(Saved entries)
··········

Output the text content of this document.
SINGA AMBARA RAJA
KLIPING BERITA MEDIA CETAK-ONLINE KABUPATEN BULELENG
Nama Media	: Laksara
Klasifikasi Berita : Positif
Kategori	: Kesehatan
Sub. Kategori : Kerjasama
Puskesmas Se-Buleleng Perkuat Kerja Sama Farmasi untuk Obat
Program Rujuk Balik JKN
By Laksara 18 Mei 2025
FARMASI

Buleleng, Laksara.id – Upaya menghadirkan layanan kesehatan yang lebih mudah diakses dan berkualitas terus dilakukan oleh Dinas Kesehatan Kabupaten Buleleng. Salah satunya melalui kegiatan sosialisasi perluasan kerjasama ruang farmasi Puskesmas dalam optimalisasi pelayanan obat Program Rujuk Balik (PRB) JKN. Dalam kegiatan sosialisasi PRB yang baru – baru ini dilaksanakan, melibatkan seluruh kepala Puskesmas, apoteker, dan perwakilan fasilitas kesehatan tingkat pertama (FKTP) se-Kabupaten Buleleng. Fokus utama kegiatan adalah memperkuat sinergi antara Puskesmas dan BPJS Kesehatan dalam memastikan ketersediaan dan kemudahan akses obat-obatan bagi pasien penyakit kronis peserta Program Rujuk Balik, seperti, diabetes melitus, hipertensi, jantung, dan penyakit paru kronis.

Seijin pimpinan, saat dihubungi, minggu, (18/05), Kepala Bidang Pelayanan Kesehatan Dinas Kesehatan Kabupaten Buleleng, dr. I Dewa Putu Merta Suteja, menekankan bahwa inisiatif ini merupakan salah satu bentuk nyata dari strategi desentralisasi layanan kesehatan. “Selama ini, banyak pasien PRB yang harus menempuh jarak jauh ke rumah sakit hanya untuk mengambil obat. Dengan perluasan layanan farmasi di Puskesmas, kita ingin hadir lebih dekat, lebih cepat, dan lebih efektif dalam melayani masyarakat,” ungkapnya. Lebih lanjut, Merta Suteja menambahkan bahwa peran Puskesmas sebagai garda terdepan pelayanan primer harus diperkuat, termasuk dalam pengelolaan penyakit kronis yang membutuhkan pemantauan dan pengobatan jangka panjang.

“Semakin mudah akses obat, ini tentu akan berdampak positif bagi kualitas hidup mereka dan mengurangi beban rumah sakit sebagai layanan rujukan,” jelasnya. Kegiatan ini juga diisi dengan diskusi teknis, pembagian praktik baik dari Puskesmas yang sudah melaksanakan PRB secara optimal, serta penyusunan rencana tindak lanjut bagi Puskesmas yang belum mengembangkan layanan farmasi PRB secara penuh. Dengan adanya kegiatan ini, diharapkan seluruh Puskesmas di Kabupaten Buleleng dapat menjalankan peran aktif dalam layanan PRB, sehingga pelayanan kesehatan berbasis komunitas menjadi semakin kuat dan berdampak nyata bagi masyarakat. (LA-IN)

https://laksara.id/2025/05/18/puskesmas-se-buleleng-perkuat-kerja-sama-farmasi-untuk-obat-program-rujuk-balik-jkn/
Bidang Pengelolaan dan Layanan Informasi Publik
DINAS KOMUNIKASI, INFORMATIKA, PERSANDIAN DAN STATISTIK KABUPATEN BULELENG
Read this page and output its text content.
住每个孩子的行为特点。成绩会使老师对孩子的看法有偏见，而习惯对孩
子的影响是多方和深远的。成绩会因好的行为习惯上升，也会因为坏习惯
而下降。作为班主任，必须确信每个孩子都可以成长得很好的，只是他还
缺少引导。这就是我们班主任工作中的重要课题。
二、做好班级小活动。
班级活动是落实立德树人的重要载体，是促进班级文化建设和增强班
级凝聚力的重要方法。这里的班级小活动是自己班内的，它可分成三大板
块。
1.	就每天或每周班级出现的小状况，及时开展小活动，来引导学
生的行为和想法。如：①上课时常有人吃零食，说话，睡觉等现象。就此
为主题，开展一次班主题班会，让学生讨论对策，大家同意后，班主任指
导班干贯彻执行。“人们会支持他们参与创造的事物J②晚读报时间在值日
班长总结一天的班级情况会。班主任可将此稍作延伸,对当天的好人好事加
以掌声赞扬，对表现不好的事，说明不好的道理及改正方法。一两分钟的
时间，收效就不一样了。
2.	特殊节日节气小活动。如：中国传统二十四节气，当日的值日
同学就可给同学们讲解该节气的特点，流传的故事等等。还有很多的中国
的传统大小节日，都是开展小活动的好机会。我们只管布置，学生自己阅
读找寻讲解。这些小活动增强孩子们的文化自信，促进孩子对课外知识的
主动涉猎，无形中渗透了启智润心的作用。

··········

* [Exercise description]:
Type out the material again exactly as presented.

* [Problem solution]:
Output the text content of this document.
SINGA AMBARA RAJA
KLIPING BERITA MEDIA CETAK-ONLINE KABUPATEN BULELENG
Nama Media	: Laksara
Klasifikasi Berita : Positif
Kategori	: Kesehatan
Sub. Kategori : Kerjasama
Puskesmas Se-Buleleng Perkuat Kerja Sama Farmasi untuk Obat
Program Rujuk Balik JKN
By Laksara 18 Mei 2025
FARMASI

Buleleng, Laksara.id – Upaya menghadirkan layanan kesehatan yang lebih mudah diakses dan berkualitas terus dilakukan oleh Dinas Kesehatan Kabupaten Buleleng. Salah satunya melalui kegiatan sosialisasi perluasan kerjasama ruang farmasi Puskesmas dalam optimalisasi pelayanan obat Program Rujuk Balik (PRB) JKN. Dalam kegiatan sosialisasi PRB yang baru – baru ini dilaksanakan, melibatkan seluruh kepala Puskesmas, apoteker, dan perwakilan fasilitas kesehatan tingkat pertama (FKTP) se-Kabupaten Buleleng. Fokus utama kegiatan adalah memperkuat sinergi antara Puskesmas dan BPJS Kesehatan dalam memastikan ketersediaan dan kemudahan akses obat-obatan bagi pasien penyakit kronis peserta Program Rujuk Balik, seperti, diabetes melitus, hipertensi, jantung, dan penyakit paru kronis.

Seijin pimpinan, saat dihubungi, minggu, (18/05), Kepala Bidang Pelayanan Kesehatan Dinas Kesehatan Kabupaten Buleleng, dr. I Dewa Putu Merta Suteja, menekankan bahwa inisiatif ini merupakan salah satu bentuk nyata dari strategi desentralisasi layanan kesehatan. “Selama ini, banyak pasien PRB yang harus menempuh jarak jauh ke rumah sakit hanya untuk mengambil obat. Dengan perluasan layanan farmasi di Puskesmas, kita ingin hadir lebih dekat, lebih cepat, dan lebih efektif dalam melayani masyarakat,” ungkapnya. Lebih lanjut, Merta Suteja menambahkan bahwa peran Puskesmas sebagai garda terdepan pelayanan primer harus diperkuat, termasuk dalam pengelolaan penyakit kronis yang membutuhkan pemantauan dan pengobatan jangka panjang.

“Semakin mudah akses obat, ini tentu akan berdampak positif bagi kualitas hidup mereka dan mengurangi beban rumah sakit sebagai layanan rujukan,” jelasnya. Kegiatan ini juga diisi dengan diskusi teknis, pembagian praktik baik dari Puskesmas yang sudah melaksanakan PRB secara optimal, serta penyusunan rencana tindak lanjut bagi Puskesmas yang belum mengembangkan layanan farmasi PRB secara penuh. Dengan adanya kegiatan ini, diharapkan seluruh Puskesmas di Kabupaten Buleleng dapat menjalankan peran aktif dalam layanan PRB, sehingga pelayanan kesehatan berbasis komunitas menjadi semakin kuat dan berdampak nyata bagi masyarakat. (LA-IN)

https://laksara.id/2025/05/18/puskesmas-se-buleleng-perkuat-kerja-sama-farmasi-untuk-obat-program-rujuk-balik-jkn/
Bidang Pengelolaan dan Layanan Informasi Publik
DINAS KOMUNIKASI, INFORMATIKA, PERSANDIAN DAN STATISTIK KABUPATEN BULELENG
Read this page and output its text content.
住每个孩子的行为特点。成绩会使老师对孩子的看法有偏见，而习惯对孩
子的影响是多方和深远的。成绩会因好的行为习惯上升，也会因为坏习惯
而下降。作为班主任，必须确信每个孩子都可以成长得很好的，只是他还
缺少引导。这就是我们班主任工作中的重要课题。
二、做好班级小活动。
班级活动是落实立德树人的重要载体，是促进班级文化建设和增强班
级凝聚力的重要方法。这里的班级小活动是自己班内的，它可分成三大板
块。
1.	就每天或每周班级出现的小状况，及时开展小活动，来引导学
生的行为和想法。如：①上课时常有人吃零食，说话，睡觉等现象。就此
为主题，开展一次班主题班会，让学生讨论对策，大家同意后，班主任指
导班干贯彻执行。“人们会支持他们参与创造的事物J②晚读报时间在值日
班长总结一天的班级情况会。班主任可将此稍作延伸,对当天的好人好事加
以掌声赞扬，对表现不好的事，说明不好的道理及改正方法。一两分钟的
时间，收效就不一样了。
2.	特殊节日节气小活动。如：中国传统二十四节气，当日的值日
同学就可给同学们讲解该节气的特点，流传的故事等等。还有很多的中国
的传统大小节日，都是开展小活动的好机会。我们只管布置，学生自己阅
读找寻讲解。这些小活动增强孩子们的文化自信，促进孩子对课外知识的
主动涉猎，无形中渗透了启智润心的作用。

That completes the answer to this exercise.